WHAT THE TASK REQUIRES: Reproduce the data below in full and exclude every picture.

#### DATASET

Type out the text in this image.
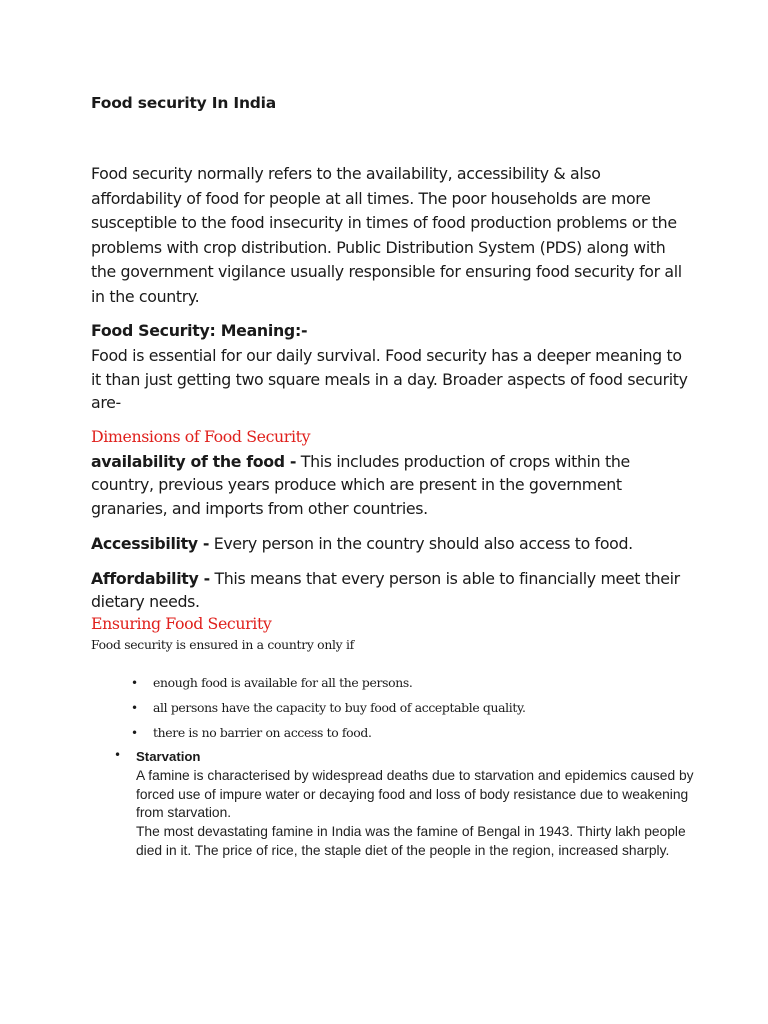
Food security In India

Food security normally refers to the availability, accessibility & also affordability of food for people at all times. The poor households are more susceptible to the food insecurity in times of food production problems or the problems with crop distribution. Public Distribution System (PDS) along with the government vigilance usually responsible for ensuring food security for all in the country.

Food Security: Meaning:-

Food is essential for our daily survival. Food security has a deeper meaning to it than just getting two square meals in a day. Broader aspects of food security are-

Dimensions of Food Security

availability of the food - This includes production of crops within the country, previous years produce which are present in the government granaries, and imports from other countries.

Accessibility - Every person in the country should also access to food.

Affordability - This means that every person is able to financially meet their dietary needs.

Ensuring Food Security
Food security is ensured in a country only if
• enough food is available for all the persons.
• all persons have the capacity to buy food of acceptable quality.
• there is no barrier on access to food.
• Starvation

A famine is characterised by widespread deaths due to starvation and epidemics caused by forced use of impure water or decaying food and loss of body resistance due to weakening from starvation.

The most devastating famine in India was the famine of Bengal in 1943. Thirty lakh people died in it. The price of rice, the staple diet of the people in the region, increased sharply.
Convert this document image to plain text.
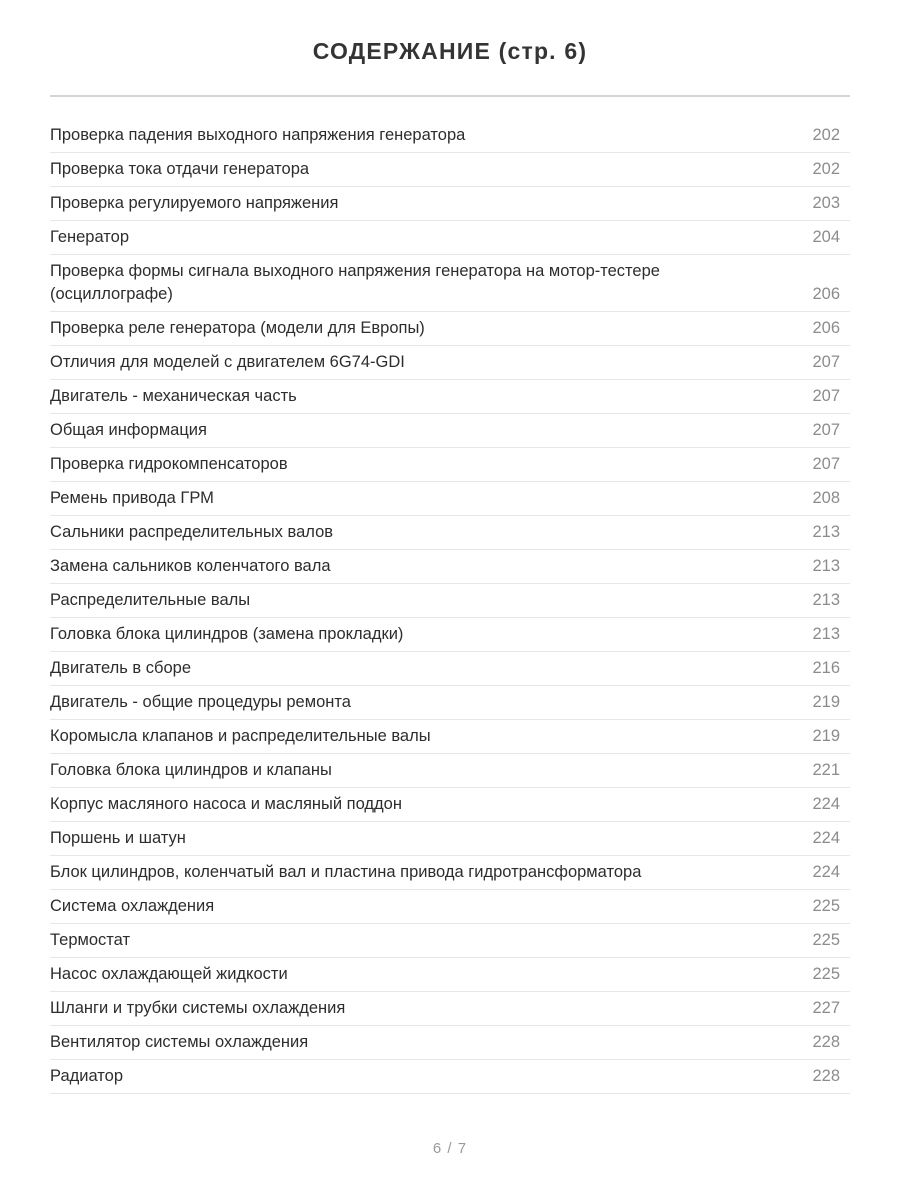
СОДЕРЖАНИЕ (стр. 6)
Проверка падения выходного напряжения генератора	202
Проверка тока отдачи генератора	202
Проверка регулируемого напряжения	203
Генератор	204
Проверка формы сигнала выходного напряжения генератора на мотор-тестере (осциллографе)	206
Проверка реле генератора (модели для Европы)	206
Отличия для моделей с двигателем 6G74-GDI	207
Двигатель - механическая часть	207
Общая информация	207
Проверка гидрокомпенсаторов	207
Ремень привода ГРМ	208
Сальники распределительных валов	213
Замена сальников коленчатого вала	213
Распределительные валы	213
Головка блока цилиндров (замена прокладки)	213
Двигатель в сборе	216
Двигатель - общие процедуры ремонта	219
Коромысла клапанов и распределительные валы	219
Головка блока цилиндров и клапаны	221
Корпус масляного насоса и масляный поддон	224
Поршень и шатун	224
Блок цилиндров, коленчатый вал и пластина привода гидротрансформатора	224
Система охлаждения	225
Термостат	225
Насос охлаждающей жидкости	225
Шланги и трубки системы охлаждения	227
Вентилятор системы охлаждения	228
Радиатор	228
6 / 7
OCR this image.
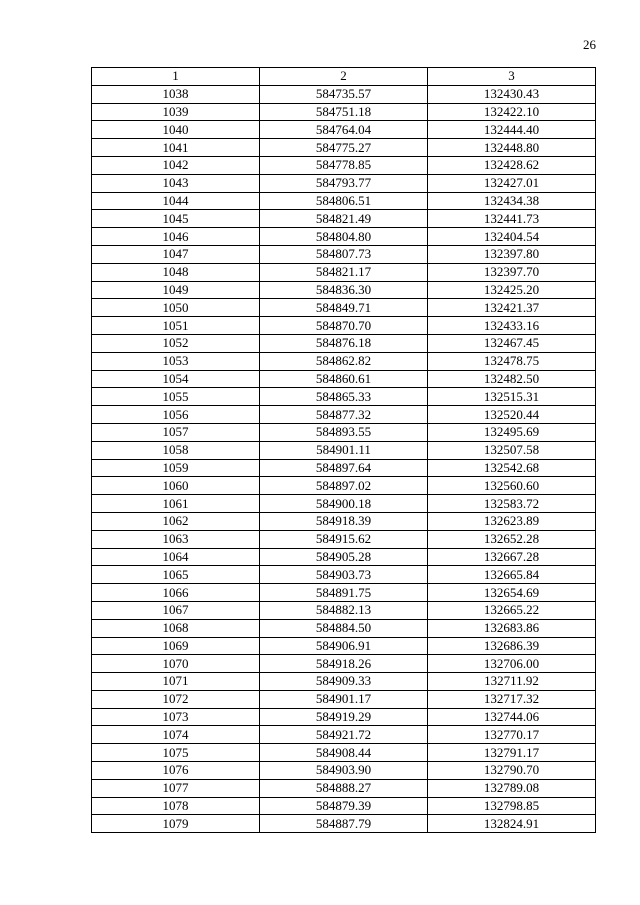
26
1	2	3
1038	584735.57	132430.43
1039	584751.18	132422.10
1040	584764.04	132444.40
1041	584775.27	132448.80
1042	584778.85	132428.62
1043	584793.77	132427.01
1044	584806.51	132434.38
1045	584821.49	132441.73
1046	584804.80	132404.54
1047	584807.73	132397.80
1048	584821.17	132397.70
1049	584836.30	132425.20
1050	584849.71	132421.37
1051	584870.70	132433.16
1052	584876.18	132467.45
1053	584862.82	132478.75
1054	584860.61	132482.50
1055	584865.33	132515.31
1056	584877.32	132520.44
1057	584893.55	132495.69
1058	584901.11	132507.58
1059	584897.64	132542.68
1060	584897.02	132560.60
1061	584900.18	132583.72
1062	584918.39	132623.89
1063	584915.62	132652.28
1064	584905.28	132667.28
1065	584903.73	132665.84
1066	584891.75	132654.69
1067	584882.13	132665.22
1068	584884.50	132683.86
1069	584906.91	132686.39
1070	584918.26	132706.00
1071	584909.33	132711.92
1072	584901.17	132717.32
1073	584919.29	132744.06
1074	584921.72	132770.17
1075	584908.44	132791.17
1076	584903.90	132790.70
1077	584888.27	132789.08
1078	584879.39	132798.85
1079	584887.79	132824.91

########

OUTPUT:
Type out the text in this image.
Food security In India

Food security normally refers to the availability, accessibility & also affordability of food for people at all times. The poor households are more susceptible to the food insecurity in times of food production problems or the problems with crop distribution. Public Distribution System (PDS) along with the government vigilance usually responsible for ensuring food security for all in the country.

Food Security: Meaning:-

Food is essential for our daily survival. Food security has a deeper meaning to it than just getting two square meals in a day. Broader aspects of food security are-

Dimensions of Food Security

availability of the food - This includes production of crops within the country, previous years produce which are present in the government granaries, and imports from other countries.

Accessibility - Every person in the country should also access to food.

Affordability - This means that every person is able to financially meet their dietary needs.

Ensuring Food Security
Food security is ensured in a country only if
• enough food is available for all the persons.
• all persons have the capacity to buy food of acceptable quality.
• there is no barrier on access to food.
• Starvation

A famine is characterised by widespread deaths due to starvation and epidemics caused by forced use of impure water or decaying food and loss of body resistance due to weakening from starvation.

The most devastating famine in India was the famine of Bengal in 1943. Thirty lakh people died in it. The price of rice, the staple diet of the people in the region, increased sharply.
Convert this document image to plain text.
СОДЕРЖАНИЕ (стр. 6)
Проверка падения выходного напряжения генератора	202
Проверка тока отдачи генератора	202
Проверка регулируемого напряжения	203
Генератор	204
Проверка формы сигнала выходного напряжения генератора на мотор-тестере (осциллографе)	206
Проверка реле генератора (модели для Европы)	206
Отличия для моделей с двигателем 6G74-GDI	207
Двигатель - механическая часть	207
Общая информация	207
Проверка гидрокомпенсаторов	207
Ремень привода ГРМ	208
Сальники распределительных валов	213
Замена сальников коленчатого вала	213
Распределительные валы	213
Головка блока цилиндров (замена прокладки)	213
Двигатель в сборе	216
Двигатель - общие процедуры ремонта	219
Коромысла клапанов и распределительные валы	219
Головка блока цилиндров и клапаны	221
Корпус масляного насоса и масляный поддон	224
Поршень и шатун	224
Блок цилиндров, коленчатый вал и пластина привода гидротрансформатора	224
Система охлаждения	225
Термостат	225
Насос охлаждающей жидкости	225
Шланги и трубки системы охлаждения	227
Вентилятор системы охлаждения	228
Радиатор	228
6 / 7
OCR this image.
26
1	2	3
1038	584735.57	132430.43
1039	584751.18	132422.10
1040	584764.04	132444.40
1041	584775.27	132448.80
1042	584778.85	132428.62
1043	584793.77	132427.01
1044	584806.51	132434.38
1045	584821.49	132441.73
1046	584804.80	132404.54
1047	584807.73	132397.80
1048	584821.17	132397.70
1049	584836.30	132425.20
1050	584849.71	132421.37
1051	584870.70	132433.16
1052	584876.18	132467.45
1053	584862.82	132478.75
1054	584860.61	132482.50
1055	584865.33	132515.31
1056	584877.32	132520.44
1057	584893.55	132495.69
1058	584901.11	132507.58
1059	584897.64	132542.68
1060	584897.02	132560.60
1061	584900.18	132583.72
1062	584918.39	132623.89
1063	584915.62	132652.28
1064	584905.28	132667.28
1065	584903.73	132665.84
1066	584891.75	132654.69
1067	584882.13	132665.22
1068	584884.50	132683.86
1069	584906.91	132686.39
1070	584918.26	132706.00
1071	584909.33	132711.92
1072	584901.17	132717.32
1073	584919.29	132744.06
1074	584921.72	132770.17
1075	584908.44	132791.17
1076	584903.90	132790.70
1077	584888.27	132789.08
1078	584879.39	132798.85
1079	584887.79	132824.91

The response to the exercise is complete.